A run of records
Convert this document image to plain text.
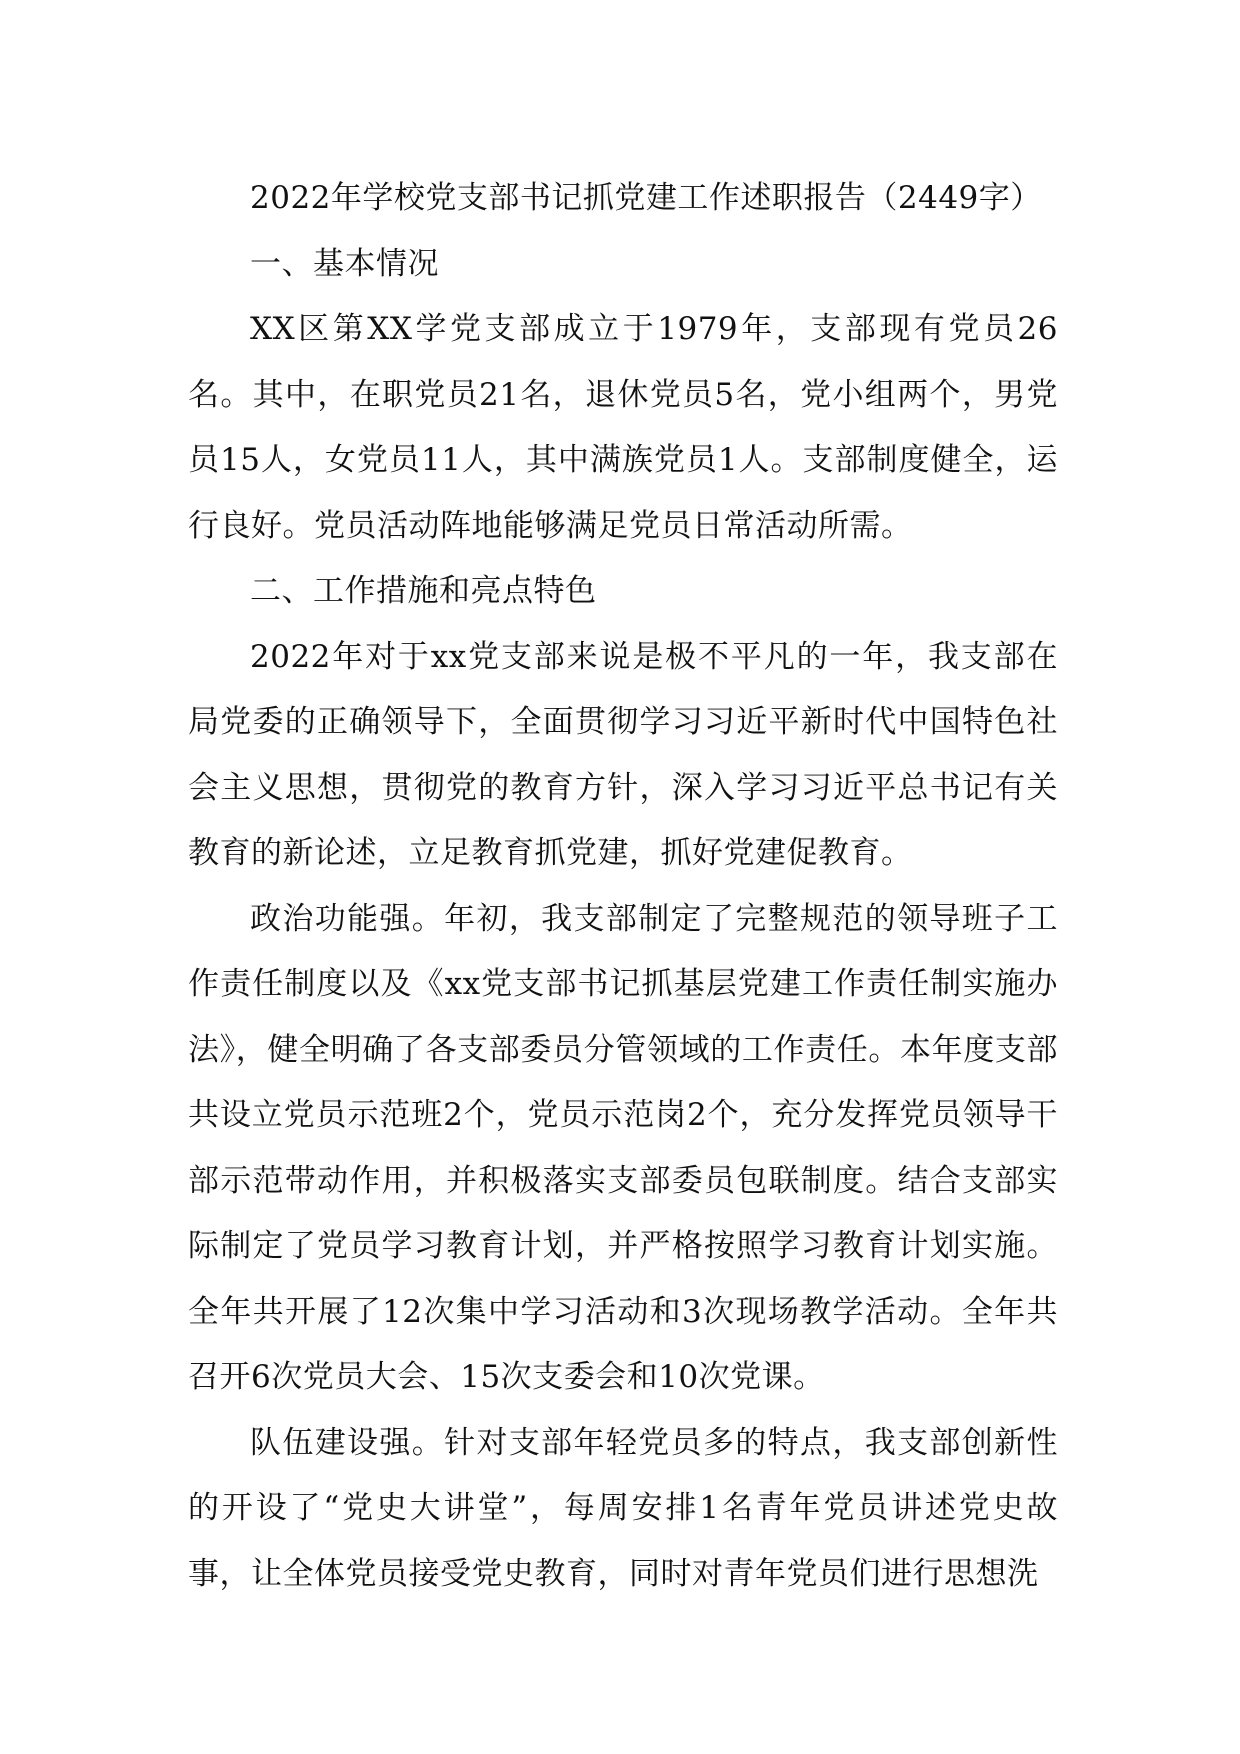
2022年学校党支部书记抓党建工作述职报告（2449字）

一、基本情况

XX区第XX学党支部成立于1979年，支部现有党员26名。其中，在职党员21名，退休党员5名，党小组两个，男党员15人，女党员11人，其中满族党员1人。支部制度健全，运行良好。党员活动阵地能够满足党员日常活动所需。

二、工作措施和亮点特色

2022年对于xx党支部来说是极不平凡的一年，我支部在局党委的正确领导下，全面贯彻学习习近平新时代中国特色社会主义思想，贯彻党的教育方针，深入学习习近平总书记有关教育的新论述，立足教育抓党建，抓好党建促教育。

政治功能强。年初，我支部制定了完整规范的领导班子工作责任制度以及《xx党支部书记抓基层党建工作责任制实施办法》，健全明确了各支部委员分管领域的工作责任。本年度支部共设立党员示范班2个，党员示范岗2个，充分发挥党员领导干部示范带动作用，并积极落实支部委员包联制度。结合支部实际制定了党员学习教育计划，并严格按照学习教育计划实施。全年共开展了12次集中学习活动和3次现场教学活动。全年共召开6次党员大会、15次支委会和10次党课。

队伍建设强。针对支部年轻党员多的特点，我支部创新性的开设了“党史大讲堂”，每周安排1名青年党员讲述党史故事，让全体党员接受党史教育，同时对青年党员们进行思想洗
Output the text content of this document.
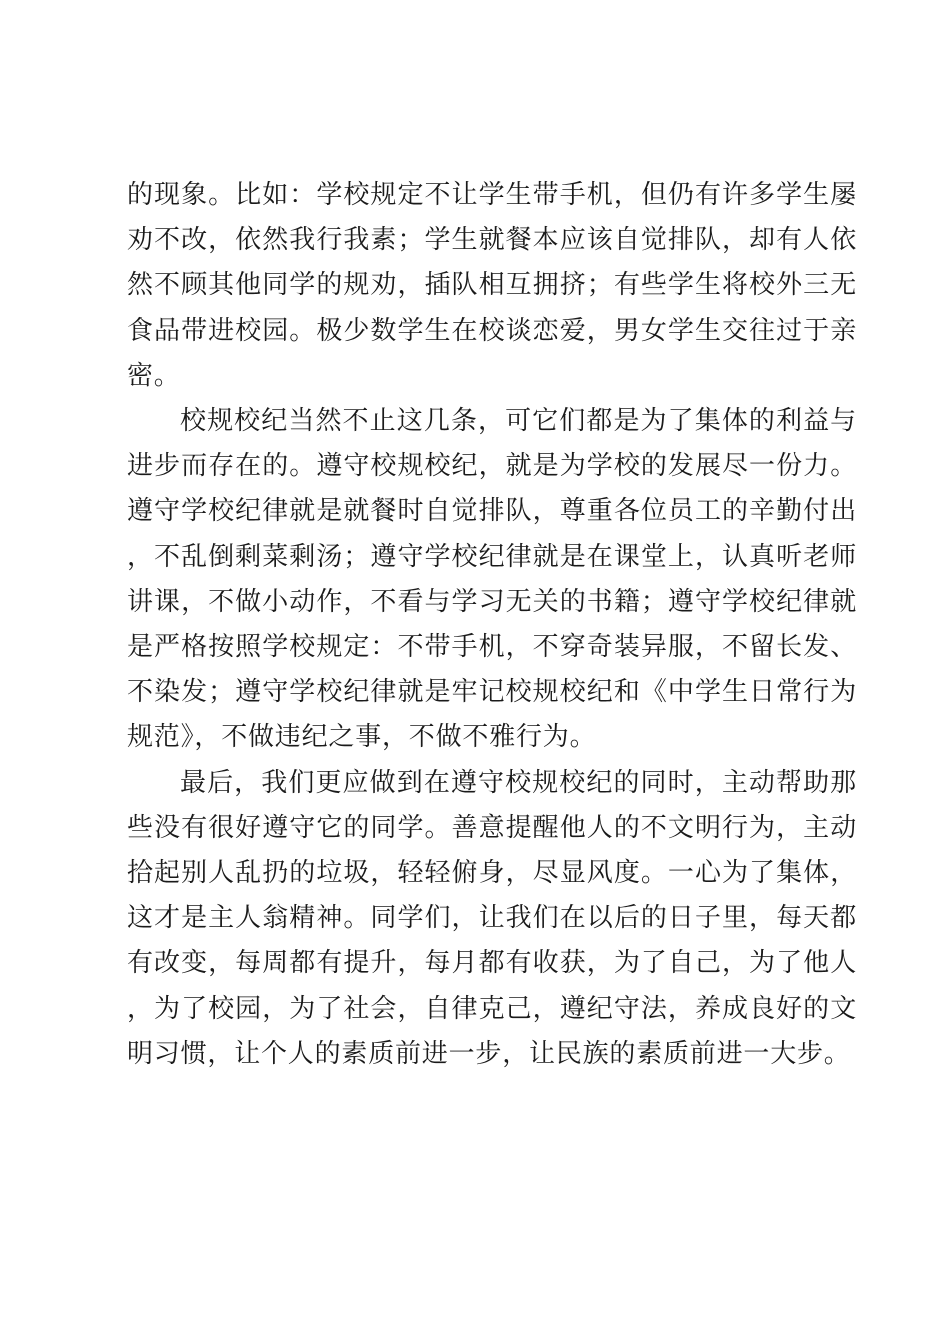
的现象。比如：学校规定不让学生带手机，但仍有许多学生屡劝不改，依然我行我素；学生就餐本应该自觉排队，却有人依然不顾其他同学的规劝，插队相互拥挤；有些学生将校外三无食品带进校园。极少数学生在校谈恋爱，男女学生交往过于亲密。

校规校纪当然不止这几条，可它们都是为了集体的利益与进步而存在的。遵守校规校纪，就是为学校的发展尽一份力。遵守学校纪律就是就餐时自觉排队，尊重各位员工的辛勤付出，不乱倒剩菜剩汤；遵守学校纪律就是在课堂上，认真听老师讲课，不做小动作，不看与学习无关的书籍；遵守学校纪律就是严格按照学校规定：不带手机，不穿奇装异服，不留长发、不染发；遵守学校纪律就是牢记校规校纪和《中学生日常行为规范》，不做违纪之事，不做不雅行为。

最后，我们更应做到在遵守校规校纪的同时，主动帮助那些没有很好遵守它的同学。善意提醒他人的不文明行为，主动拾起别人乱扔的垃圾，轻轻俯身，尽显风度。一心为了集体，这才是主人翁精神。同学们，让我们在以后的日子里，每天都有改变，每周都有提升，每月都有收获，为了自己，为了他人，为了校园，为了社会，自律克己，遵纪守法，养成良好的文明习惯，让个人的素质前进一步，让民族的素质前进一大步。
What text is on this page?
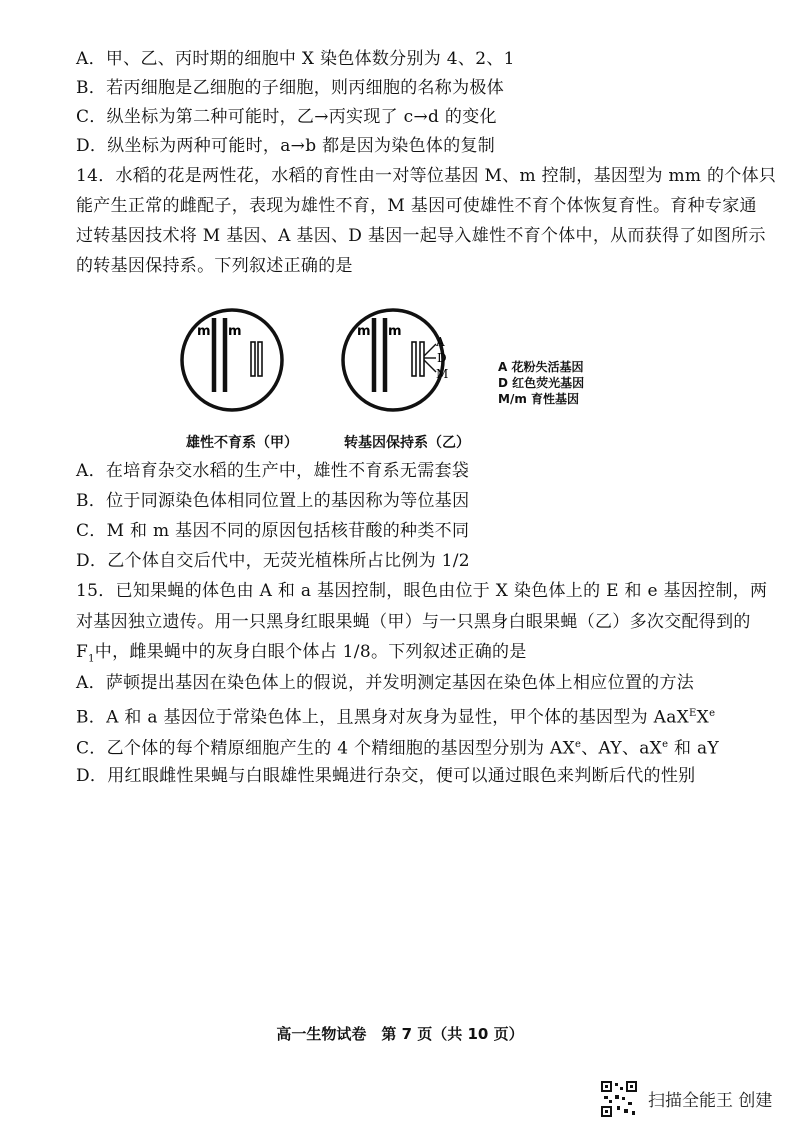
A．甲、乙、丙时期的细胞中 X 染色体数分别为 4、2、1
B．若丙细胞是乙细胞的子细胞，则丙细胞的名称为极体
C．纵坐标为第二种可能时，乙→丙实现了 c→d 的变化
D．纵坐标为两种可能时，a→b 都是因为染色体的复制
14．水稻的花是两性花，水稻的育性由一对等位基因 M、m 控制，基因型为 mm 的个体只
能产生正常的雌配子，表现为雄性不育，M 基因可使雄性不育个体恢复育性。育种专家通
过转基因技术将 M 基因、A 基因、D 基因一起导入雄性不育个体中，从而获得了如图所示
的转基因保持系。下列叙述正确的是
m m	m m
A
D
M	A 花粉失活基因
D 红色荧光基因
M/m 育性基因
雄性不育系（甲）	转基因保持系（乙）
A．在培育杂交水稻的生产中，雄性不育系无需套袋
B．位于同源染色体相同位置上的基因称为等位基因
C．M 和 m 基因不同的原因包括核苷酸的种类不同
D．乙个体自交后代中，无荧光植株所占比例为 1/2
15．已知果蝇的体色由 A 和 a 基因控制，眼色由位于 X 染色体上的 E 和 e 基因控制，两
对基因独立遗传。用一只黑身红眼果蝇（甲）与一只黑身白眼果蝇（乙）多次交配得到的
$F_1$中，雌果蝇中的灰身白眼个体占 1/8。下列叙述正确的是
A．萨顿提出基因在染色体上的假说，并发明测定基因在染色体上相应位置的方法
B．A 和 a 基因位于常染色体上，且黑身对灰身为显性，甲个体的基因型为 AaX$^E$Xe
C．乙个体的每个精原细胞产生的 4 个精细胞的基因型分别为 $AX^e$、AY、$aX^e$ 和 aY
D．用红眼雌性果蝇与白眼雄性果蝇进行杂交，便可以通过眼色来判断后代的性别
高一生物试卷　第 7 页（共 10 页）
扫描全能王 创建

_JOB_.
Check every line of the listing for the string "下列叙述正确的是" and report how many lines have it, as a number alone.

_OUTPUT BELOW_.
2